* Begin EXERCISE INPUT *

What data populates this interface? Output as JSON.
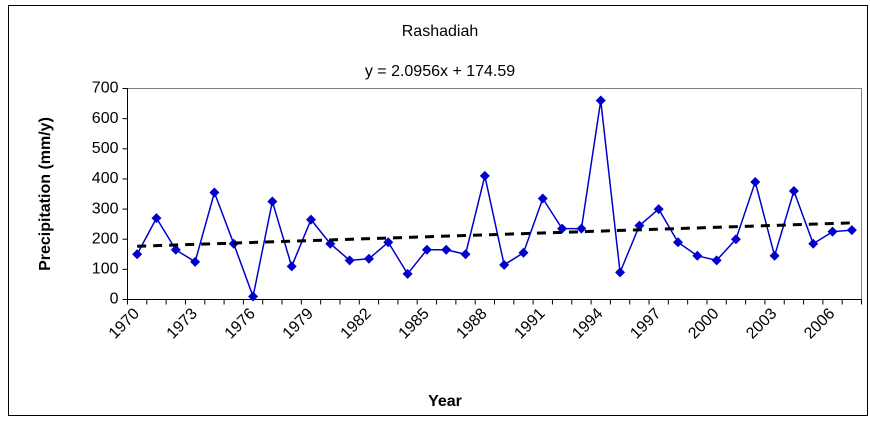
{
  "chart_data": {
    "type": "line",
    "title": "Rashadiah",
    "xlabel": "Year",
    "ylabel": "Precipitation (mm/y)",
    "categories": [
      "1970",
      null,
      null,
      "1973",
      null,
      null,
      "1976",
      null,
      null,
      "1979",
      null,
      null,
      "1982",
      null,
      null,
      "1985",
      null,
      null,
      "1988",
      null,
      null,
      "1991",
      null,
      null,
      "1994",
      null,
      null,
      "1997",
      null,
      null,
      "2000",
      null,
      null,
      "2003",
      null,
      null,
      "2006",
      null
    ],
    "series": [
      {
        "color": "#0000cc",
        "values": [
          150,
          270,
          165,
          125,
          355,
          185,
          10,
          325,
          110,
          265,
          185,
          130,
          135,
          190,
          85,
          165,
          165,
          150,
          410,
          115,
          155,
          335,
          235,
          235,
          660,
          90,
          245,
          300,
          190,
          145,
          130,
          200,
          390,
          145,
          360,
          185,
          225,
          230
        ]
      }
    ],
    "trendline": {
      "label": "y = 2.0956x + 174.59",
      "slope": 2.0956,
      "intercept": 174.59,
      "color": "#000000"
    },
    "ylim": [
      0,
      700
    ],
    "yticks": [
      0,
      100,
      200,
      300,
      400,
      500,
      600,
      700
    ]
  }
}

* End EXERCISE INPUT *

» **GIVEN EXERCISE**: Leave out the pictures and give the listing above again exactly.

» **SOLVED EXERCISE**:
What data populates this interface? Output as JSON.
{
  "chart_data": {
    "type": "line",
    "title": "Rashadiah",
    "xlabel": "Year",
    "ylabel": "Precipitation (mm/y)",
    "categories": [
      "1970",
      null,
      null,
      "1973",
      null,
      null,
      "1976",
      null,
      null,
      "1979",
      null,
      null,
      "1982",
      null,
      null,
      "1985",
      null,
      null,
      "1988",
      null,
      null,
      "1991",
      null,
      null,
      "1994",
      null,
      null,
      "1997",
      null,
      null,
      "2000",
      null,
      null,
      "2003",
      null,
      null,
      "2006",
      null
    ],
    "series": [
      {
        "color": "#0000cc",
        "values": [
          150,
          270,
          165,
          125,
          355,
          185,
          10,
          325,
          110,
          265,
          185,
          130,
          135,
          190,
          85,
          165,
          165,
          150,
          410,
          115,
          155,
          335,
          235,
          235,
          660,
          90,
          245,
          300,
          190,
          145,
          130,
          200,
          390,
          145,
          360,
          185,
          225,
          230
        ]
      }
    ],
    "trendline": {
      "label": "y = 2.0956x + 174.59",
      "slope": 2.0956,
      "intercept": 174.59,
      "color": "#000000"
    },
    "ylim": [
      0,
      700
    ],
    "yticks": [
      0,
      100,
      200,
      300,
      400,
      500,
      600,
      700
    ]
  }
}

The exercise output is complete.